=== Passage ===

There are plenty of jobs that earn 100K that only require 40 hours a week. They aren't easy to find but they are out there, especially if you look beyond the U.S. to places like Zurich, Hong Kong, Cayman Islands, etc.

So here is what I would do. Start making your travel plans, and plan to leave in a years time. Save as much money as you can until then. Travel the world. Realize that expats make silly amounts of money when you visit them in Abu Dhabi, Bermuda, Singapore, and Geneva. Move to one of these countries. Make even more money. Rinse. Repeat.
posted by jasondigitized at 3:33 PM on October 18, 2010 [6 favorites]

Deciding that making 35% less is worth it to have a life that you enjoy versus one that makes you miserable sounds like a good choice.

But be careful about quitting thinking "I'll just bum around the world for a while and someday I'll figure out what I really want to do".

That savings cushion can let you bum around long enough that it becomes hard to re-enter into a decent career, and by the time you really feel the need to start making serious money again, that's not so easy to do.

In short, I'd recommend: Have a plan. And not an open-ended one either.

If you can take four weeks vacation, maybe take some time out to think things through, perhaps take some seminars designed to help you figure out what you want do with your life, or talk with people in fields that attract you.

Jumping blind without knowing where you're going can be good sometimes, but paradoxically that often works better when there's an urgency for you to find your path, with bills to pay and family to feed. Having a cushion makes it easy to drift for too long, and that's what I'm sensing would happen here.

Not to say don't take six months off to travel the world... just know that it's six months ahead of time, and have some idea of what's next after that.
posted by philipy at 3:38 PM on October 18, 2010 [2 favorites]

I work in the public sector and all of the people I know who make $80+/k also work a lot more than 40 hours a week.

As for the OP, you happily live well below your means. Losing 35% of your paycheck won't be a hardship - and isn't your mental well-being worth that anyway?
posted by elsietheeel at 3:38 PM on October 18, 2010

I once sold mortgages and advised on pensions. Made a big frikkin pile of cash. I'm now a spy and having much more fun with less money.*

*may or may not be true.
posted by Biru at 3:39 PM on October 18, 2010

Best answer: I have done a number of stupid things in my 20+ year career and one of them included walking away from a good-paying job in a mediocre economy. However my regret there was that I didn't spend the years before that point becoming debt-free and saving cash, not the leaving of the job.

=== Stored data ===

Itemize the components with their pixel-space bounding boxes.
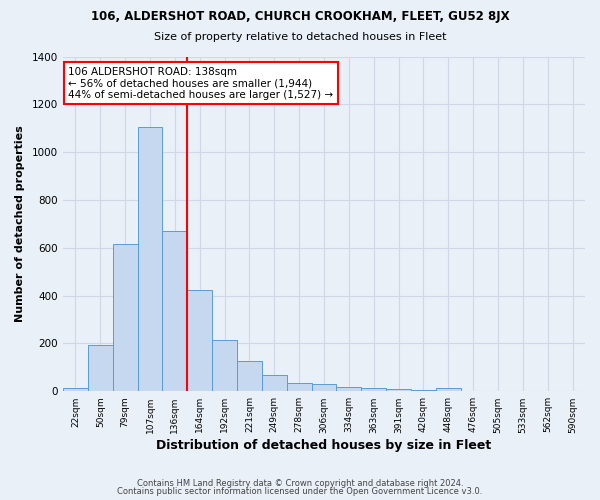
Bar bbox=[137, 127, 163, 392]
Bar bbox=[262, 374, 287, 392]
Bar bbox=[237, 360, 262, 392]
Bar bbox=[411, 390, 436, 392]
Bar bbox=[63, 388, 88, 392]
Bar bbox=[287, 384, 311, 392]
Bar bbox=[212, 340, 237, 392]
Bar bbox=[187, 290, 212, 392]
Text: Contains HM Land Registry data © Crown copyright and database right 2024.: Contains HM Land Registry data © Crown c… bbox=[137, 478, 463, 488]
Text: Contains public sector information licensed under the Open Government Licence v3: Contains public sector information licen… bbox=[118, 487, 482, 496]
Bar bbox=[311, 384, 337, 392]
Bar bbox=[386, 389, 411, 392]
Bar bbox=[436, 388, 461, 392]
Text: Size of property relative to detached houses in Fleet: Size of property relative to detached ho… bbox=[154, 32, 446, 42]
Bar bbox=[337, 387, 361, 392]
Bar bbox=[88, 344, 113, 392]
Text: 106, ALDERSHOT ROAD, CHURCH CROOKHAM, FLEET, GU52 8JX: 106, ALDERSHOT ROAD, CHURCH CROOKHAM, FL… bbox=[91, 10, 509, 23]
Text: 106 ALDERSHOT ROAD: 138sqm
← 56% of detached houses are smaller (1,944)
44% of s: 106 ALDERSHOT ROAD: 138sqm ← 56% of deta… bbox=[68, 66, 334, 100]
Bar bbox=[163, 231, 187, 392]
Bar bbox=[113, 244, 137, 392]
Bar bbox=[361, 388, 386, 392]
X-axis label: Distribution of detached houses by size in Fleet: Distribution of detached houses by size … bbox=[157, 440, 491, 452]
Y-axis label: Number of detached properties: Number of detached properties bbox=[15, 126, 25, 322]
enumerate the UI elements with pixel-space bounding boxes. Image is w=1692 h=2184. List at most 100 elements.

===

__Task objective__
Extend the forum thread about leaving a high-paying job, starting right after its final sentence.

__Exercise response__
And really, that worked out okay anyway.

Personally I have always chosen the satisfaction over the money and I'm glad for it. I can see, looking back, that sometimes I used that reasoning to validate certain choices which were bad ones - I let myself think in this good v bad black&white dichotomy when that's so rarely really the case in life. But I have never regretted choosing satisfaction over cash. Ever.

That said, do be sure to consider the long-term consequences of your actions like jasondigitized says. I'm okay with the fact that I might be earning 20-50k a year less than I would be if I'd made other choices. Make sure you are as well and that you're not rationalizing because you're unhappy in this job. It might be that your personality is such that you'd be happier in life if you spend this time looking for a similar job or suffer for X more years in order to move to another level.

That's not me and it's likely not the strategy that the free-wheeling AskMeFi crowd is going to promote. But some people would look back with regret on this decision to go off and earn peanuts while traveling. Make sure you're not that person before you make an irrevocable choice.
posted by phearlez at 3:42 PM on October 18, 2010 [1 favorite]

In addition to saving for your travels, set aside several months living expenses to live on after you return, so you can take your time looking for or waiting for the right job. Don't burn through all of your savings during your travels and then have to rush to find a job.
posted by conrad53 at 3:54 PM on October 18, 2010 [1 favorite]

I agree with pretty much all the other comments, except that you talked about just quitting with no plan. If I were you, I would use this time to wind down at your job (try to avoid big new projects, don't worry too much about advancement or impressing people now that you know you'll be leaving soon) while you plan out what to do next. The long days will be more tolerable while you're thinking about your next move, and you'll get to keep your salary and benefits for a while longer. Your plan can certainly include some bumming-around time, but this way you can take a little time to figure out what you want before walking away from the money.
posted by chickenmagazine at 4:00 PM on October 18, 2010

Having spent several years teaching ESL overseas and *then* moved on to a job exactly like yours, I say go for it. There's so, so much I miss about that lifestyle-- just having a few extra hours in the day to go study martial arts or study language, or just go do...whatever. I don't have that anymore and while I love my new salary, every time I talk with one of my buddies who's still in the game, I just wish I were him.
posted by holterbarbour at 4:05 PM on October 18, 2010

Absolutely. Go. Live. On your death bed you won't regret this even if you have to work a crappy paying job for the rest of your life after you run out of money... you will not regret this choice.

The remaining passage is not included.